-------- Supplied data --------

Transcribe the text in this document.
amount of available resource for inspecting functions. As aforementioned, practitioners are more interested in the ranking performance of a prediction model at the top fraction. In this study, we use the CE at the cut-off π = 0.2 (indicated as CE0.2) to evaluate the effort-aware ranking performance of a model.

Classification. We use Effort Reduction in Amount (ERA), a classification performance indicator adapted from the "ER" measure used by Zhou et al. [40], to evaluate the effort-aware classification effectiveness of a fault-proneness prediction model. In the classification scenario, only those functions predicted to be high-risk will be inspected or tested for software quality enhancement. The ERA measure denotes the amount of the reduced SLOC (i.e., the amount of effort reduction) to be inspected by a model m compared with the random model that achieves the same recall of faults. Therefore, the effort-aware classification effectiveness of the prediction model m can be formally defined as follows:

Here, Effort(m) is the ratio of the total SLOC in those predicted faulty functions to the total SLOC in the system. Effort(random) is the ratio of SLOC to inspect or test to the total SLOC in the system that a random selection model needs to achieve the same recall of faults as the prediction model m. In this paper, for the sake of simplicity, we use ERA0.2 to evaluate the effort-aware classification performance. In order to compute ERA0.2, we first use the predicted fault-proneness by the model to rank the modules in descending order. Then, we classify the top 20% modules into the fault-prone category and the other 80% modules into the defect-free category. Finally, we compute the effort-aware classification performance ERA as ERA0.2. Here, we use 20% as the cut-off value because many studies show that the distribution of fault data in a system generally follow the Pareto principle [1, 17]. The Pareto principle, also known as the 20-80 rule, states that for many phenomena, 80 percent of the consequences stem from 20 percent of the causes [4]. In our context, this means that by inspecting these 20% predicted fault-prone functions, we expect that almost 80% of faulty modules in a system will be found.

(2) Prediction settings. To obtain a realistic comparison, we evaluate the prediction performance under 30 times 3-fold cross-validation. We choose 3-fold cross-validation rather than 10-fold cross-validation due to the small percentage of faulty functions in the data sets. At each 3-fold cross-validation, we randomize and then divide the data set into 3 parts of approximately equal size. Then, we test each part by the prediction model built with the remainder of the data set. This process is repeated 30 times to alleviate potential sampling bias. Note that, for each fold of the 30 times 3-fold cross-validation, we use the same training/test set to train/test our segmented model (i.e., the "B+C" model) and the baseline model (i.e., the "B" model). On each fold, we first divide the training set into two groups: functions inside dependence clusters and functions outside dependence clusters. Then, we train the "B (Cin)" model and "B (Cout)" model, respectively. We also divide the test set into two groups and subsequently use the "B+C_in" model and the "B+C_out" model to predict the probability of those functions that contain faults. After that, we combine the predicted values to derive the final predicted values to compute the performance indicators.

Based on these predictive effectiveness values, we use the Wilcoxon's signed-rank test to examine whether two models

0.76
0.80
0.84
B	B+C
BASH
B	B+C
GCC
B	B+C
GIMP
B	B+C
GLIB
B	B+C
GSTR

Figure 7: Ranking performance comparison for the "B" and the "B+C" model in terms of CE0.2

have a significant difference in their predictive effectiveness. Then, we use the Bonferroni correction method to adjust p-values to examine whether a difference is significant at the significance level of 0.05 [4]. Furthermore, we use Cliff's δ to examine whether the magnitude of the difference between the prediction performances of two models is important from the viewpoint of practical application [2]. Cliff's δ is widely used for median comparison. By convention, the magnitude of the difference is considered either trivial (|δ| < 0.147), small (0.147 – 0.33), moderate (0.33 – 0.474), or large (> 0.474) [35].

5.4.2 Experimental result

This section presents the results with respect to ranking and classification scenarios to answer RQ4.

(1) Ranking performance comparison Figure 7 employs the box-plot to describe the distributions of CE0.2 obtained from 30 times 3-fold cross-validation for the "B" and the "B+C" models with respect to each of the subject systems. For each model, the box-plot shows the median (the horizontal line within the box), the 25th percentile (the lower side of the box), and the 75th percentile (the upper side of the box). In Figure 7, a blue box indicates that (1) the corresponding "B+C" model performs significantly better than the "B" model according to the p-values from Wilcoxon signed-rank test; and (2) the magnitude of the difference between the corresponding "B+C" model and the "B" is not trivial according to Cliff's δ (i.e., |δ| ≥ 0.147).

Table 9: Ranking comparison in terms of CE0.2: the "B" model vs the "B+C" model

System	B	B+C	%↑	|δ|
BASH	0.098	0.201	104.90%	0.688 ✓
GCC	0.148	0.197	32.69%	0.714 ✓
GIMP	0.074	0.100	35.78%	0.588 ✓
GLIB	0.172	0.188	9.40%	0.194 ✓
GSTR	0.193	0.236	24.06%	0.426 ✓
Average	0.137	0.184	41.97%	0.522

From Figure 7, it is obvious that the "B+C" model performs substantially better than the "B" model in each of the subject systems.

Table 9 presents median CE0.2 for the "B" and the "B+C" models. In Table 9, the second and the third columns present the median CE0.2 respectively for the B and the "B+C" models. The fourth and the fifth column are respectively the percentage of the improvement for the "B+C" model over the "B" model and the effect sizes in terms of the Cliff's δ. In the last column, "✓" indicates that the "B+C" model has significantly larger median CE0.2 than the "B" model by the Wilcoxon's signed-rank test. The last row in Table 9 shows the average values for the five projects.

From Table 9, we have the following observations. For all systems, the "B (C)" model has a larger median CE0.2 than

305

--------

• [Problem statement]: Return each line of the records above exactly as it reads.

• [Result]:
Transcribe the text in this document.
amount of available resource for inspecting functions. As aforementioned, practitioners are more interested in the ranking performance of a prediction model at the top fraction. In this study, we use the CE at the cut-off π = 0.2 (indicated as CE0.2) to evaluate the effort-aware ranking performance of a model.

Classification. We use Effort Reduction in Amount (ERA), a classification performance indicator adapted from the "ER" measure used by Zhou et al. [40], to evaluate the effort-aware classification effectiveness of a fault-proneness prediction model. In the classification scenario, only those functions predicted to be high-risk will be inspected or tested for software quality enhancement. The ERA measure denotes the amount of the reduced SLOC (i.e., the amount of effort reduction) to be inspected by a model m compared with the random model that achieves the same recall of faults. Therefore, the effort-aware classification effectiveness of the prediction model m can be formally defined as follows:

Here, Effort(m) is the ratio of the total SLOC in those predicted faulty functions to the total SLOC in the system. Effort(random) is the ratio of SLOC to inspect or test to the total SLOC in the system that a random selection model needs to achieve the same recall of faults as the prediction model m. In this paper, for the sake of simplicity, we use ERA0.2 to evaluate the effort-aware classification performance. In order to compute ERA0.2, we first use the predicted fault-proneness by the model to rank the modules in descending order. Then, we classify the top 20% modules into the fault-prone category and the other 80% modules into the defect-free category. Finally, we compute the effort-aware classification performance ERA as ERA0.2. Here, we use 20% as the cut-off value because many studies show that the distribution of fault data in a system generally follow the Pareto principle [1, 17]. The Pareto principle, also known as the 20-80 rule, states that for many phenomena, 80 percent of the consequences stem from 20 percent of the causes [4]. In our context, this means that by inspecting these 20% predicted fault-prone functions, we expect that almost 80% of faulty modules in a system will be found.

(2) Prediction settings. To obtain a realistic comparison, we evaluate the prediction performance under 30 times 3-fold cross-validation. We choose 3-fold cross-validation rather than 10-fold cross-validation due to the small percentage of faulty functions in the data sets. At each 3-fold cross-validation, we randomize and then divide the data set into 3 parts of approximately equal size. Then, we test each part by the prediction model built with the remainder of the data set. This process is repeated 30 times to alleviate potential sampling bias. Note that, for each fold of the 30 times 3-fold cross-validation, we use the same training/test set to train/test our segmented model (i.e., the "B+C" model) and the baseline model (i.e., the "B" model). On each fold, we first divide the training set into two groups: functions inside dependence clusters and functions outside dependence clusters. Then, we train the "B (Cin)" model and "B (Cout)" model, respectively. We also divide the test set into two groups and subsequently use the "B+C_in" model and the "B+C_out" model to predict the probability of those functions that contain faults. After that, we combine the predicted values to derive the final predicted values to compute the performance indicators.

Based on these predictive effectiveness values, we use the Wilcoxon's signed-rank test to examine whether two models

0.76
0.80
0.84
B	B+C
BASH
B	B+C
GCC
B	B+C
GIMP
B	B+C
GLIB
B	B+C
GSTR

Figure 7: Ranking performance comparison for the "B" and the "B+C" model in terms of CE0.2

have a significant difference in their predictive effectiveness. Then, we use the Bonferroni correction method to adjust p-values to examine whether a difference is significant at the significance level of 0.05 [4]. Furthermore, we use Cliff's δ to examine whether the magnitude of the difference between the prediction performances of two models is important from the viewpoint of practical application [2]. Cliff's δ is widely used for median comparison. By convention, the magnitude of the difference is considered either trivial (|δ| < 0.147), small (0.147 – 0.33), moderate (0.33 – 0.474), or large (> 0.474) [35].

5.4.2 Experimental result

This section presents the results with respect to ranking and classification scenarios to answer RQ4.

(1) Ranking performance comparison Figure 7 employs the box-plot to describe the distributions of CE0.2 obtained from 30 times 3-fold cross-validation for the "B" and the "B+C" models with respect to each of the subject systems. For each model, the box-plot shows the median (the horizontal line within the box), the 25th percentile (the lower side of the box), and the 75th percentile (the upper side of the box). In Figure 7, a blue box indicates that (1) the corresponding "B+C" model performs significantly better than the "B" model according to the p-values from Wilcoxon signed-rank test; and (2) the magnitude of the difference between the corresponding "B+C" model and the "B" is not trivial according to Cliff's δ (i.e., |δ| ≥ 0.147).

Table 9: Ranking comparison in terms of CE0.2: the "B" model vs the "B+C" model

System	B	B+C	%↑	|δ|
BASH	0.098	0.201	104.90%	0.688 ✓
GCC	0.148	0.197	32.69%	0.714 ✓
GIMP	0.074	0.100	35.78%	0.588 ✓
GLIB	0.172	0.188	9.40%	0.194 ✓
GSTR	0.193	0.236	24.06%	0.426 ✓
Average	0.137	0.184	41.97%	0.522

From Figure 7, it is obvious that the "B+C" model performs substantially better than the "B" model in each of the subject systems.

Table 9 presents median CE0.2 for the "B" and the "B+C" models. In Table 9, the second and the third columns present the median CE0.2 respectively for the B and the "B+C" models. The fourth and the fifth column are respectively the percentage of the improvement for the "B+C" model over the "B" model and the effect sizes in terms of the Cliff's δ. In the last column, "✓" indicates that the "B+C" model has significantly larger median CE0.2 than the "B" model by the Wilcoxon's signed-rank test. The last row in Table 9 shows the average values for the five projects.

From Table 9, we have the following observations. For all systems, the "B (C)" model has a larger median CE0.2 than

305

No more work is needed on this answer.